» Direction
Search the material below for the word "avez" and copy every line in which it occurs.

» Source records
⟨

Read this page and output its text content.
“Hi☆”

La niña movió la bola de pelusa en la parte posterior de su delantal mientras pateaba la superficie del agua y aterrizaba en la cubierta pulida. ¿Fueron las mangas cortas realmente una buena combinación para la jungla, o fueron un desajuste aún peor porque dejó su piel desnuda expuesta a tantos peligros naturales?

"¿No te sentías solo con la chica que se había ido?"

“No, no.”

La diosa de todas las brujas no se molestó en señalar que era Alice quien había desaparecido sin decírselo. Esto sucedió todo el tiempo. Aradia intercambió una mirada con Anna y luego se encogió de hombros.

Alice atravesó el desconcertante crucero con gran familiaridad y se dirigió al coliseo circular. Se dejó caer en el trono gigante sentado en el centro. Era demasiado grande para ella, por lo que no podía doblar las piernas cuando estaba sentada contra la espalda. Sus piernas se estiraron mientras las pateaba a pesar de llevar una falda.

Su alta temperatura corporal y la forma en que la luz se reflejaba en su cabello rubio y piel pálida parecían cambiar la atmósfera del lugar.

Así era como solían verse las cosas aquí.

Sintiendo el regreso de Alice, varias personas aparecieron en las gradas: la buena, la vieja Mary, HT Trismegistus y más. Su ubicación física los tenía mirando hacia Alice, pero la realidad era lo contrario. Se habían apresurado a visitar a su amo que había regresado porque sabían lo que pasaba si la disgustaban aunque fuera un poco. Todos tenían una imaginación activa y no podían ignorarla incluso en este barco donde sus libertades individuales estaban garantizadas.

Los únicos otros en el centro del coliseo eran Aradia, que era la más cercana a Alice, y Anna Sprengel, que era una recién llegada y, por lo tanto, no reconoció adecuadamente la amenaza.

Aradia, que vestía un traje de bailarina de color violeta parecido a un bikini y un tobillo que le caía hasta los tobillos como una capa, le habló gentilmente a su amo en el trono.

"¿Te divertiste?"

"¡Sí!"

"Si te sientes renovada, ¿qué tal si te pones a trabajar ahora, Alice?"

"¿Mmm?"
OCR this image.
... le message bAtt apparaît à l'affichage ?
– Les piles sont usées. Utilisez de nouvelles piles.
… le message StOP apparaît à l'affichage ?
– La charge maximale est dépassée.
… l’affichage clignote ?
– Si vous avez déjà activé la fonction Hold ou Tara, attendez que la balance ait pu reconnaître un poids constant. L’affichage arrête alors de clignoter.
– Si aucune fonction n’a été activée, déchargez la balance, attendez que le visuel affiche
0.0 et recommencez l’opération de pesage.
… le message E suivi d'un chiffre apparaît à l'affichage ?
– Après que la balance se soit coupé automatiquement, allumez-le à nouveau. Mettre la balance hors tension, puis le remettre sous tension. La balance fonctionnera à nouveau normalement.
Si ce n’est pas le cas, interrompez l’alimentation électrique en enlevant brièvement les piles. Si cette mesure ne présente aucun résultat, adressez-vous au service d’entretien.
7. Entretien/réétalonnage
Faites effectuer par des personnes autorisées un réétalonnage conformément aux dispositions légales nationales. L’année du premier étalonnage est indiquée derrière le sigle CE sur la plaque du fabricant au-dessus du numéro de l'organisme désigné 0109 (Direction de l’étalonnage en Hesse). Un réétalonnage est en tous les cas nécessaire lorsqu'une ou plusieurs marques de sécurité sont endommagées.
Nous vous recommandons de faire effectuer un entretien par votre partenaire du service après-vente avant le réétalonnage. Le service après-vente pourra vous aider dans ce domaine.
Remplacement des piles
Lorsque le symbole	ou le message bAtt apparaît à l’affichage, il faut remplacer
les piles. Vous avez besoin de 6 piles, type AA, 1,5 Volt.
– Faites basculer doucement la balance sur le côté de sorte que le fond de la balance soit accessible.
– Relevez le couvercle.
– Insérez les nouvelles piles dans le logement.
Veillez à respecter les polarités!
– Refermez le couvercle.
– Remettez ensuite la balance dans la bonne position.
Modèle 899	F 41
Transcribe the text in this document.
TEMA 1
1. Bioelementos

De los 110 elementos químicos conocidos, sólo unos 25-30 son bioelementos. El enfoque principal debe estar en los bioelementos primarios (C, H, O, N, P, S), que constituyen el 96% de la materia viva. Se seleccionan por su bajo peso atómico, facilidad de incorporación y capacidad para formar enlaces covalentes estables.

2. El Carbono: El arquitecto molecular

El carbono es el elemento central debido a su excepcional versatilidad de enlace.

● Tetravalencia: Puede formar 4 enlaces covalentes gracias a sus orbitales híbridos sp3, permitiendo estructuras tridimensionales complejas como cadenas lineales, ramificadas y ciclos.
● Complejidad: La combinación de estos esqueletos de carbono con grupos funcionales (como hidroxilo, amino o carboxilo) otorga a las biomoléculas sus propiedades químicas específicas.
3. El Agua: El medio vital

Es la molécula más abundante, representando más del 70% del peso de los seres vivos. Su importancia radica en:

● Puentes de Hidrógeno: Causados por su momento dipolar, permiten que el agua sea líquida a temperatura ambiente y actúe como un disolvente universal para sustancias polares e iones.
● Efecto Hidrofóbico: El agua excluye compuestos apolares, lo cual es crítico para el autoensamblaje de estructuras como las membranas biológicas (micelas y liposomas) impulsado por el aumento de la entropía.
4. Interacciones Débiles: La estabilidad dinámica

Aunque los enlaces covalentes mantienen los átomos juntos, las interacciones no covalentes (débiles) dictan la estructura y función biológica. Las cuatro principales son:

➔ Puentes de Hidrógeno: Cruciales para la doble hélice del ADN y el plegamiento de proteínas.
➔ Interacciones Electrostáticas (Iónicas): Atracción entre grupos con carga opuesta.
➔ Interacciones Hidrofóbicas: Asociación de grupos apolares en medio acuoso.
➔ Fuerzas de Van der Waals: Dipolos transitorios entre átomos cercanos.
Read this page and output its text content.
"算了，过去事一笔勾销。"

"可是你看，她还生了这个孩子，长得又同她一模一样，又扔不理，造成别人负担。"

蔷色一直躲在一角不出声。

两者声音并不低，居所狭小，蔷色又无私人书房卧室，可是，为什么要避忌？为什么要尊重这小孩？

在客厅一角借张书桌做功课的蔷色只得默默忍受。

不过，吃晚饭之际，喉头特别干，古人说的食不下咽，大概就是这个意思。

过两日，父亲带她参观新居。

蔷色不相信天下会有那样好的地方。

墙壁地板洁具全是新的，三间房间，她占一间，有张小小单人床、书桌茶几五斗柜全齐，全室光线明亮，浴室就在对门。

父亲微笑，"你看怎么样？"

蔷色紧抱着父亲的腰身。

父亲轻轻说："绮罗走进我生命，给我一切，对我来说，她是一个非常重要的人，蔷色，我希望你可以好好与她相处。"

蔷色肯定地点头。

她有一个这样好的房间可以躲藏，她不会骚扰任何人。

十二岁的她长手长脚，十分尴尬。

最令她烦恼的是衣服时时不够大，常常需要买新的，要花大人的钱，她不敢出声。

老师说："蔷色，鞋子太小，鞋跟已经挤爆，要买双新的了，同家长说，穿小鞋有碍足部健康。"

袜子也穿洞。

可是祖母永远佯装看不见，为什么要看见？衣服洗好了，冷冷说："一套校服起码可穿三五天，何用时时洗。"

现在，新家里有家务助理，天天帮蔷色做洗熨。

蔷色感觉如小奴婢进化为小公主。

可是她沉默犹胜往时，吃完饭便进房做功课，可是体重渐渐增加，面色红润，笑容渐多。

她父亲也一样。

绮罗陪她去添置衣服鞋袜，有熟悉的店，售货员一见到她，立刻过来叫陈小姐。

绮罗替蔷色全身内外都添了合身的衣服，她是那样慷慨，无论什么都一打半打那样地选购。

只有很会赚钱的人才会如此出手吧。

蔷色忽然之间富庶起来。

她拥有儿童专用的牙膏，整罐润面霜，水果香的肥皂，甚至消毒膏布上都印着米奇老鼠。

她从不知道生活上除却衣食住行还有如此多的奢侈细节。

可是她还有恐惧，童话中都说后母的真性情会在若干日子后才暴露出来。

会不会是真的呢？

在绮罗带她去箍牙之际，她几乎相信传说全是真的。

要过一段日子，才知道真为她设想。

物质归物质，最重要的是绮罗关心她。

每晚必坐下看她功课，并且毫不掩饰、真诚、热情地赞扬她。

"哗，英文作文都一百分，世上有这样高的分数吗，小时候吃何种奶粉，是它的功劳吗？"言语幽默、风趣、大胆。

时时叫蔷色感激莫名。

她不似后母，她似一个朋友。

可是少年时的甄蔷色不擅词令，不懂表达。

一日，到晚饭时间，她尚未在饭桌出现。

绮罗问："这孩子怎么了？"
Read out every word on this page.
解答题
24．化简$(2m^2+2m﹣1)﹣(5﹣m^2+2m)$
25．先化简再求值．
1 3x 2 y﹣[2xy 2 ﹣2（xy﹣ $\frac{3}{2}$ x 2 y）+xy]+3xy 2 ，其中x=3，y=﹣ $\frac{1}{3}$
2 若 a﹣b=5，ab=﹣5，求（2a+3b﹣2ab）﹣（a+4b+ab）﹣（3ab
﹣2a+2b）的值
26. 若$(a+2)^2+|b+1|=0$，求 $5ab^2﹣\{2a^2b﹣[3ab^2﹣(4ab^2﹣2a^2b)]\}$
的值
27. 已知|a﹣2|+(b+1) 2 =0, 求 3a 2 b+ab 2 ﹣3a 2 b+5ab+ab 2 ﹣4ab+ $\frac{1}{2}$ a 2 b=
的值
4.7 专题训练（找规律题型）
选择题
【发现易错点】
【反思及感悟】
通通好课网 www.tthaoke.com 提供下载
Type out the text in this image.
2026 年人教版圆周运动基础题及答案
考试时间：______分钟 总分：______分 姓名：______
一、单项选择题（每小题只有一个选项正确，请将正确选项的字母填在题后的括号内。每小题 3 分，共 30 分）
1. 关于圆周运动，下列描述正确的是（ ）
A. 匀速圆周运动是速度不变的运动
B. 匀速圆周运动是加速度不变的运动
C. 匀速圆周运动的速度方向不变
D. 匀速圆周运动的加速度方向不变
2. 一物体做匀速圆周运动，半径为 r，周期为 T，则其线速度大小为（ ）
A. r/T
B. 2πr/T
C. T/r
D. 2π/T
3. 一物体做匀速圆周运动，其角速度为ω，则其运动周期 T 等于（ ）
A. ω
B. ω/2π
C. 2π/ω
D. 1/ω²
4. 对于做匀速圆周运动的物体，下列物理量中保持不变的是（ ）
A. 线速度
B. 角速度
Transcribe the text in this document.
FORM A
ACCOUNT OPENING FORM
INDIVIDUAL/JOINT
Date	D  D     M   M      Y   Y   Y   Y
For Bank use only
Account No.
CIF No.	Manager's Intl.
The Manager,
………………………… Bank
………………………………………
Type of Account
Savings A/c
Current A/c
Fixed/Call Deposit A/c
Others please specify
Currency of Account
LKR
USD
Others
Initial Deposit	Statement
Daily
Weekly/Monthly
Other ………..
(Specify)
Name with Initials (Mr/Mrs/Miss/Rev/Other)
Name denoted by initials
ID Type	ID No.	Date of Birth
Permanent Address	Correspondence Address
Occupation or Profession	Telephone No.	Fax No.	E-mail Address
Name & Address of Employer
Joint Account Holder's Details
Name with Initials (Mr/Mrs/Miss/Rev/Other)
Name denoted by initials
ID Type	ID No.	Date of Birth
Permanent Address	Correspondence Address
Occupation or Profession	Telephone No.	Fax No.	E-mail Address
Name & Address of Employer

⟩

» Complete answer
– Si vous avez déjà activé la fonction Hold ou Tara, attendez que la balance ait pu reconnaître un poids constant. L’affichage arrête alors de clignoter.
les piles. Vous avez besoin de 6 piles, type AA, 1,5 Volt.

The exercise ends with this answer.